Source records
'''
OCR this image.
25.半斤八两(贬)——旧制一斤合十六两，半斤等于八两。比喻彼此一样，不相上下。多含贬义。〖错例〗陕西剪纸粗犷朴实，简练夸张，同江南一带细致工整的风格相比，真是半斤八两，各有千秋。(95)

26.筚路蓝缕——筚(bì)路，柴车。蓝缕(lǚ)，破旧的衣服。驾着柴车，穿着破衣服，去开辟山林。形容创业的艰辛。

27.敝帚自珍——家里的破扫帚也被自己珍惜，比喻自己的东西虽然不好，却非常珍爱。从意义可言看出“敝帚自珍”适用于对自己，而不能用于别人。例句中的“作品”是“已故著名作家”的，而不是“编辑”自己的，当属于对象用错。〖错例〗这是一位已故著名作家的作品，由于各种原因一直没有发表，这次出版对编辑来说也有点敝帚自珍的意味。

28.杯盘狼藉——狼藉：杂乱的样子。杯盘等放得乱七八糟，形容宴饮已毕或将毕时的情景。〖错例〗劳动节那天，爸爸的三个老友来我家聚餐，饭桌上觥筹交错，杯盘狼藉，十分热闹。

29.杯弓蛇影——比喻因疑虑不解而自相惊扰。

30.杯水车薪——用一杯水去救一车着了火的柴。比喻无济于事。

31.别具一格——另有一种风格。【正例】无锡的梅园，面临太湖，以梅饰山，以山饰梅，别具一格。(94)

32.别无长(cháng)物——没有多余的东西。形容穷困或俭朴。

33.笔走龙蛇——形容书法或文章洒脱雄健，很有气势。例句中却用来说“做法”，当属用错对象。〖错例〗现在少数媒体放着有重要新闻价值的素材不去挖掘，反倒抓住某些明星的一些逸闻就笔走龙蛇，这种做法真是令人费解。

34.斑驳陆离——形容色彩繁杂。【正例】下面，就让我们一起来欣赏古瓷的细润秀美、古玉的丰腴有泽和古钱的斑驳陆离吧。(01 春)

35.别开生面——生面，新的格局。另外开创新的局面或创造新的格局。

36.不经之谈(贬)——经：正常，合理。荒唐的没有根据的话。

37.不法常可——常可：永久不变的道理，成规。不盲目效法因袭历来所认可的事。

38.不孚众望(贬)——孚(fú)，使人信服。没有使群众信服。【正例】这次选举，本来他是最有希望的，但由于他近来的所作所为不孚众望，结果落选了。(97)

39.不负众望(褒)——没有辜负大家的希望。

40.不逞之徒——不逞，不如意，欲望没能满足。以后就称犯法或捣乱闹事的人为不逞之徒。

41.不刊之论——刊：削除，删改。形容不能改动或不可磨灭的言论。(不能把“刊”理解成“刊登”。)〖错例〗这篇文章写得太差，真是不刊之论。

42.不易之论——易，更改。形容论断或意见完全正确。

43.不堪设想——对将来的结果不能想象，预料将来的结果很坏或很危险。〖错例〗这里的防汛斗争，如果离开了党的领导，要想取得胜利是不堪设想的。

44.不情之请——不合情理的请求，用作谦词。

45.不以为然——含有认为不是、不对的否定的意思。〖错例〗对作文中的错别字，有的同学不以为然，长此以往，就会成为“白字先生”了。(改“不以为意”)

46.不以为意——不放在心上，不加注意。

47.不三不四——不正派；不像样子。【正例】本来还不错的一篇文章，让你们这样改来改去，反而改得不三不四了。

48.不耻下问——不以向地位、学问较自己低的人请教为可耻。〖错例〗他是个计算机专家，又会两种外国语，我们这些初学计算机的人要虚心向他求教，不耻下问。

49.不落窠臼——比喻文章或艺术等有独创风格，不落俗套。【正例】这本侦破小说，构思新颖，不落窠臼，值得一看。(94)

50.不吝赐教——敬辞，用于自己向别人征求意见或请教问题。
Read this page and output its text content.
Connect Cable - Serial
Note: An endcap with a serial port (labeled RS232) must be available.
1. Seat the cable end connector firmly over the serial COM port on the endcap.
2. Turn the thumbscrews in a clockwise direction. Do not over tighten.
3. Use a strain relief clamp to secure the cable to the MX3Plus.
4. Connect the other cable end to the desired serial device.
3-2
'''
WRITTEN TASK >> Repeat every record exactly as written, please.

RESPONSE BELOW >>
OCR this image.
25.半斤八两(贬)——旧制一斤合十六两，半斤等于八两。比喻彼此一样，不相上下。多含贬义。〖错例〗陕西剪纸粗犷朴实，简练夸张，同江南一带细致工整的风格相比，真是半斤八两，各有千秋。(95)

26.筚路蓝缕——筚(bì)路，柴车。蓝缕(lǚ)，破旧的衣服。驾着柴车，穿着破衣服，去开辟山林。形容创业的艰辛。

27.敝帚自珍——家里的破扫帚也被自己珍惜，比喻自己的东西虽然不好，却非常珍爱。从意义可言看出“敝帚自珍”适用于对自己，而不能用于别人。例句中的“作品”是“已故著名作家”的，而不是“编辑”自己的，当属于对象用错。〖错例〗这是一位已故著名作家的作品，由于各种原因一直没有发表，这次出版对编辑来说也有点敝帚自珍的意味。

28.杯盘狼藉——狼藉：杂乱的样子。杯盘等放得乱七八糟，形容宴饮已毕或将毕时的情景。〖错例〗劳动节那天，爸爸的三个老友来我家聚餐，饭桌上觥筹交错，杯盘狼藉，十分热闹。

29.杯弓蛇影——比喻因疑虑不解而自相惊扰。

30.杯水车薪——用一杯水去救一车着了火的柴。比喻无济于事。

31.别具一格——另有一种风格。【正例】无锡的梅园，面临太湖，以梅饰山，以山饰梅，别具一格。(94)

32.别无长(cháng)物——没有多余的东西。形容穷困或俭朴。

33.笔走龙蛇——形容书法或文章洒脱雄健，很有气势。例句中却用来说“做法”，当属用错对象。〖错例〗现在少数媒体放着有重要新闻价值的素材不去挖掘，反倒抓住某些明星的一些逸闻就笔走龙蛇，这种做法真是令人费解。

34.斑驳陆离——形容色彩繁杂。【正例】下面，就让我们一起来欣赏古瓷的细润秀美、古玉的丰腴有泽和古钱的斑驳陆离吧。(01 春)

35.别开生面——生面，新的格局。另外开创新的局面或创造新的格局。

36.不经之谈(贬)——经：正常，合理。荒唐的没有根据的话。

37.不法常可——常可：永久不变的道理，成规。不盲目效法因袭历来所认可的事。

38.不孚众望(贬)——孚(fú)，使人信服。没有使群众信服。【正例】这次选举，本来他是最有希望的，但由于他近来的所作所为不孚众望，结果落选了。(97)

39.不负众望(褒)——没有辜负大家的希望。

40.不逞之徒——不逞，不如意，欲望没能满足。以后就称犯法或捣乱闹事的人为不逞之徒。

41.不刊之论——刊：削除，删改。形容不能改动或不可磨灭的言论。(不能把“刊”理解成“刊登”。)〖错例〗这篇文章写得太差，真是不刊之论。

42.不易之论——易，更改。形容论断或意见完全正确。

43.不堪设想——对将来的结果不能想象，预料将来的结果很坏或很危险。〖错例〗这里的防汛斗争，如果离开了党的领导，要想取得胜利是不堪设想的。

44.不情之请——不合情理的请求，用作谦词。

45.不以为然——含有认为不是、不对的否定的意思。〖错例〗对作文中的错别字，有的同学不以为然，长此以往，就会成为“白字先生”了。(改“不以为意”)

46.不以为意——不放在心上，不加注意。

47.不三不四——不正派；不像样子。【正例】本来还不错的一篇文章，让你们这样改来改去，反而改得不三不四了。

48.不耻下问——不以向地位、学问较自己低的人请教为可耻。〖错例〗他是个计算机专家，又会两种外国语，我们这些初学计算机的人要虚心向他求教，不耻下问。

49.不落窠臼——比喻文章或艺术等有独创风格，不落俗套。【正例】这本侦破小说，构思新颖，不落窠臼，值得一看。(94)

50.不吝赐教——敬辞，用于自己向别人征求意见或请教问题。
Read this page and output its text content.
Connect Cable - Serial
Note: An endcap with a serial port (labeled RS232) must be available.
1. Seat the cable end connector firmly over the serial COM port on the endcap.
2. Turn the thumbscrews in a clockwise direction. Do not over tighten.
3. Use a strain relief clamp to secure the cable to the MX3Plus.
4. Connect the other cable end to the desired serial device.
3-2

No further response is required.